=== Work required ===
Show me each line of the listing below where the word "which" appears.

=== Provided records ===
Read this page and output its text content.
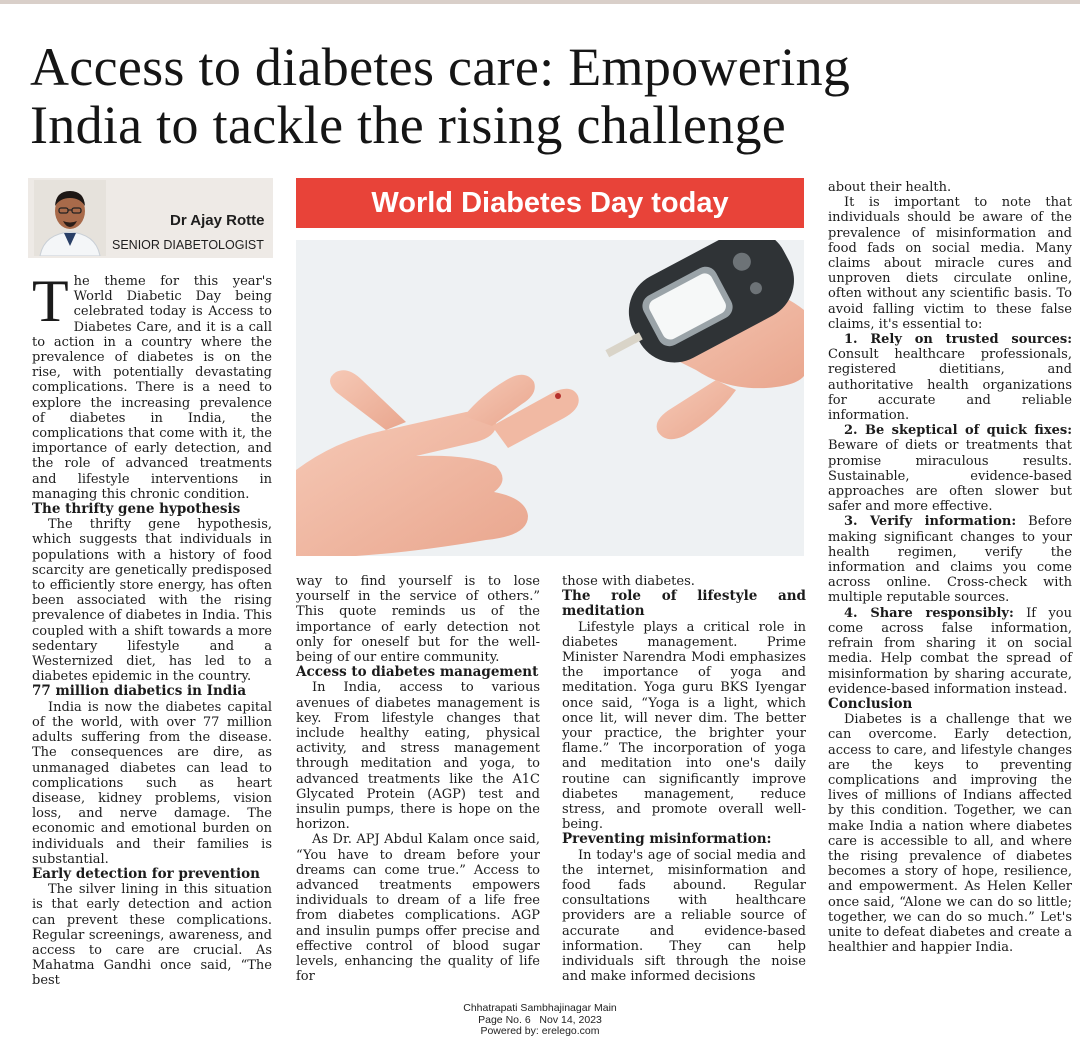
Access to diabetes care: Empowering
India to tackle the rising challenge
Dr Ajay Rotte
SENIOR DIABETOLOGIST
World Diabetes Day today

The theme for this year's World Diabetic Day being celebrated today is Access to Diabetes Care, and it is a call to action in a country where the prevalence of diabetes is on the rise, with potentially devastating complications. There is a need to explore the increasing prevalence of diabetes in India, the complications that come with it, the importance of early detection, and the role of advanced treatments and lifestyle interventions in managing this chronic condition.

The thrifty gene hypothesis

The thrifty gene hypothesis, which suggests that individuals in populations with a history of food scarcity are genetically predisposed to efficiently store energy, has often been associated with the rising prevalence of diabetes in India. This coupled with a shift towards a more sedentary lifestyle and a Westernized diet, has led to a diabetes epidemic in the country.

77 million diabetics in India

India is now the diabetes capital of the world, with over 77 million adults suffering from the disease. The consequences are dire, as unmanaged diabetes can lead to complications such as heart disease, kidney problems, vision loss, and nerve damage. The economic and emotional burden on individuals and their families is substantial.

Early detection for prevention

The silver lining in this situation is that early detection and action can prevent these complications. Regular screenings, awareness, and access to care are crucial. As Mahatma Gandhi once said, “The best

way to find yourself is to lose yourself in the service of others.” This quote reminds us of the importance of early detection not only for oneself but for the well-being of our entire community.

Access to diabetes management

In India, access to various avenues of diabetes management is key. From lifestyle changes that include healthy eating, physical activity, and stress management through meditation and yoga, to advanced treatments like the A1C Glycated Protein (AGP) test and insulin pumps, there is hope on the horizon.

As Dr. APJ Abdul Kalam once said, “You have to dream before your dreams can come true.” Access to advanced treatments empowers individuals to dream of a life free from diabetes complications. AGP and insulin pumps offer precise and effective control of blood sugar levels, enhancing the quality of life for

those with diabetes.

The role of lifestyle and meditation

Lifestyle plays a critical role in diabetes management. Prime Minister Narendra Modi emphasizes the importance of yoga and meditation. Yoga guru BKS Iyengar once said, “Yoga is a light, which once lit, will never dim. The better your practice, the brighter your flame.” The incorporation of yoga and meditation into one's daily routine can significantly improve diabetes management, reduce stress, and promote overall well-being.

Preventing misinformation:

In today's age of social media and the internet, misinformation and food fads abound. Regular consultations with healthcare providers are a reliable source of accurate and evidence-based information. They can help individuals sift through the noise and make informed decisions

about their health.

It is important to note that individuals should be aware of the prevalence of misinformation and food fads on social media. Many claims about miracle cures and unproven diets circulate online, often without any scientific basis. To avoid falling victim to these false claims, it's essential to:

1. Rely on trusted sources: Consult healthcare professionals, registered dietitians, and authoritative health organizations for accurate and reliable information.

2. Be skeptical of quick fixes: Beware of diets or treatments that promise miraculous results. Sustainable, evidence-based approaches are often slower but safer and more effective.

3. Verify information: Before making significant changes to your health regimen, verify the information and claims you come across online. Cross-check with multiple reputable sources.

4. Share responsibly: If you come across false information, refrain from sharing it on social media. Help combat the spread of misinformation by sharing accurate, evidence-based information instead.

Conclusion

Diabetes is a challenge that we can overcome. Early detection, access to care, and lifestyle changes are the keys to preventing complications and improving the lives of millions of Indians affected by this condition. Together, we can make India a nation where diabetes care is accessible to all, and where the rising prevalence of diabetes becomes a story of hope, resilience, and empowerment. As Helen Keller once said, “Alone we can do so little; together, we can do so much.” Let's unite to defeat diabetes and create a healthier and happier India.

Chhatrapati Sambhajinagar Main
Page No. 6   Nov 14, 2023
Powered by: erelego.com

==

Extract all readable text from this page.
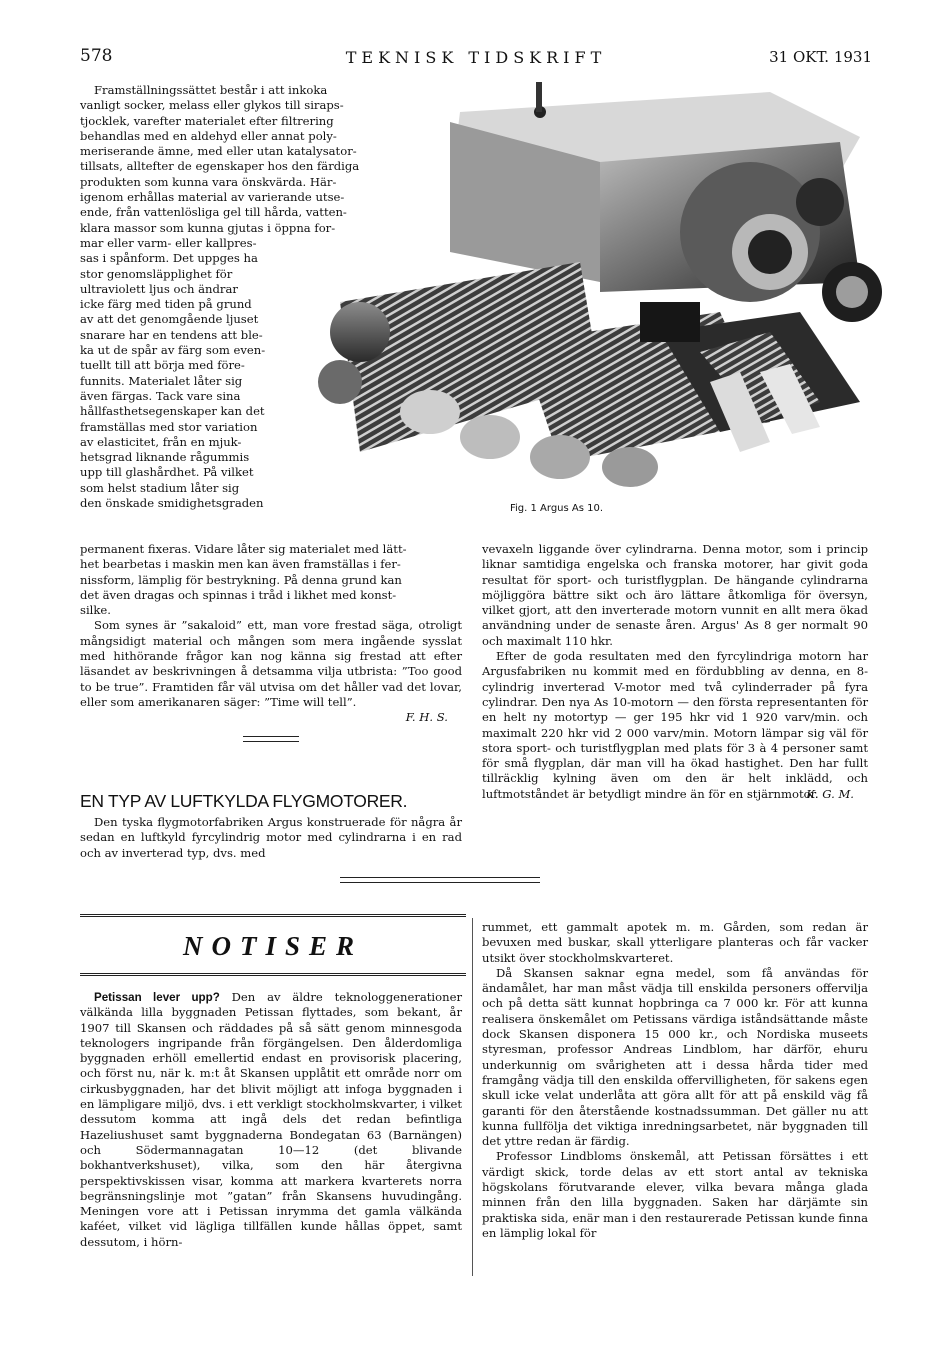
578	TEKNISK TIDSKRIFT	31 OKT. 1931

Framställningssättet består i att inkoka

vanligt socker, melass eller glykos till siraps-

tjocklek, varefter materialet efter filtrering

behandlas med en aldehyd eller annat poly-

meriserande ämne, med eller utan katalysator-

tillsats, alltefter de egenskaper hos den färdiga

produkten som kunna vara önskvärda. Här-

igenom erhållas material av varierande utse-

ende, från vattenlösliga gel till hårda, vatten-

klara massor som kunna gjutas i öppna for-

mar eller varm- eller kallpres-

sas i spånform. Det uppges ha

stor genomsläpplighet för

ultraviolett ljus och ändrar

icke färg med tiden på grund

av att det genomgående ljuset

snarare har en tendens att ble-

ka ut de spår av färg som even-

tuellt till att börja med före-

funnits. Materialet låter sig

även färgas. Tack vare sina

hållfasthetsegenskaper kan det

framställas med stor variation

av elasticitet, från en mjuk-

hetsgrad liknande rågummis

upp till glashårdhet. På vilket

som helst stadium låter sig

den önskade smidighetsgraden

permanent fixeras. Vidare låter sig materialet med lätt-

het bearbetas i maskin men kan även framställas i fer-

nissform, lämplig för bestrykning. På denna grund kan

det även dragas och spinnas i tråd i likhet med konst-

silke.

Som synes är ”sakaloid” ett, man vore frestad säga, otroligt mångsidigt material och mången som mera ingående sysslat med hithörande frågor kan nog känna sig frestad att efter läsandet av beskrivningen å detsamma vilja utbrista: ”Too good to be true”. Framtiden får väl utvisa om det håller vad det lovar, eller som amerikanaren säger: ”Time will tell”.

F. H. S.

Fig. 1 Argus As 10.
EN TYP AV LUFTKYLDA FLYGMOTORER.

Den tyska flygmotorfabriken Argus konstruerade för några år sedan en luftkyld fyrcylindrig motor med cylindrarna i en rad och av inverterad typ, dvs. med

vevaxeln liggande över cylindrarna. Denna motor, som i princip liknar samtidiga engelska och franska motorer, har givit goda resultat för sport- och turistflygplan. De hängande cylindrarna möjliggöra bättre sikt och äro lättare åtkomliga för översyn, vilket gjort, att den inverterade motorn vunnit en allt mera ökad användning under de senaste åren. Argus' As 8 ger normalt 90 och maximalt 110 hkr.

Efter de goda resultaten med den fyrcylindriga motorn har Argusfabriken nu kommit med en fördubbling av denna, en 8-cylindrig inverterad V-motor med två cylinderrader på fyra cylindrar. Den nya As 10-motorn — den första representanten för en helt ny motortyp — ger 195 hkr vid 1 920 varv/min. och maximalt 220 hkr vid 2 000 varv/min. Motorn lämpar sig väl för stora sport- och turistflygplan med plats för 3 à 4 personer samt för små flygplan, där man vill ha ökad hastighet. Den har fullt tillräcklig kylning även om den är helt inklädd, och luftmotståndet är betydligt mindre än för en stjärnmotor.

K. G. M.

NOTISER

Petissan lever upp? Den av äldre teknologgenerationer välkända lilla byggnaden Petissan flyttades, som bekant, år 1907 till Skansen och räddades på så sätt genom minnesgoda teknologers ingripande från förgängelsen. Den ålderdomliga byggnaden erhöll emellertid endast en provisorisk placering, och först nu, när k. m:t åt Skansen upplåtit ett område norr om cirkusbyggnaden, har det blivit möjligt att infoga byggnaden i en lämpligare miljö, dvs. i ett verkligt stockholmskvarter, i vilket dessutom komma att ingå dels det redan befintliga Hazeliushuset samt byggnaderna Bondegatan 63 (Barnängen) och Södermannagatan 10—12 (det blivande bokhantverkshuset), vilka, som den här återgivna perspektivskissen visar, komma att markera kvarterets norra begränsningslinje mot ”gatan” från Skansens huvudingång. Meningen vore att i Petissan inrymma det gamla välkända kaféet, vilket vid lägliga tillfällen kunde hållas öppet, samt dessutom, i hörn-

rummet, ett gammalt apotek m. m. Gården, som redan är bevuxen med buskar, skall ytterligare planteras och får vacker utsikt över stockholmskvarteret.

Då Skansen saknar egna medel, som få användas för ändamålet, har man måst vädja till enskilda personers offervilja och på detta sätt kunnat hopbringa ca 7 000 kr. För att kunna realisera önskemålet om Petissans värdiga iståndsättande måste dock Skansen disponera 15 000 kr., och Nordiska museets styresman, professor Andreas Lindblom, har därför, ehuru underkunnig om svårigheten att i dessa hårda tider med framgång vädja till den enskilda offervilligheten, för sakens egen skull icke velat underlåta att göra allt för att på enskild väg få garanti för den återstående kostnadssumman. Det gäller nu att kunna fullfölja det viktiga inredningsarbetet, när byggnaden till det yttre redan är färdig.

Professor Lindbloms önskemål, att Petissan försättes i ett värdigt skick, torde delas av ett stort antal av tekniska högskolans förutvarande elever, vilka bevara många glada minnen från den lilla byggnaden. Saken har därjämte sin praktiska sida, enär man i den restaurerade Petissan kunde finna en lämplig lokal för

=== Answer box ===
The thrifty gene hypothesis, which suggests that individuals in populations with a history of food scarcity are genetically predisposed to efficiently store energy, has often been associated with the rising prevalence of diabetes in India. This coupled with a shift towards a more sedentary lifestyle and a Westernized diet, has led to a diabetes epidemic in the country.
Lifestyle plays a critical role in diabetes management. Prime Minister Narendra Modi emphasizes the importance of yoga and meditation. Yoga guru BKS Iyengar once said, “Yoga is a light, which once lit, will never dim. The better your practice, the brighter your flame.” The incorporation of yoga and meditation into one's daily routine can significantly improve diabetes management, reduce stress, and promote overall well-being.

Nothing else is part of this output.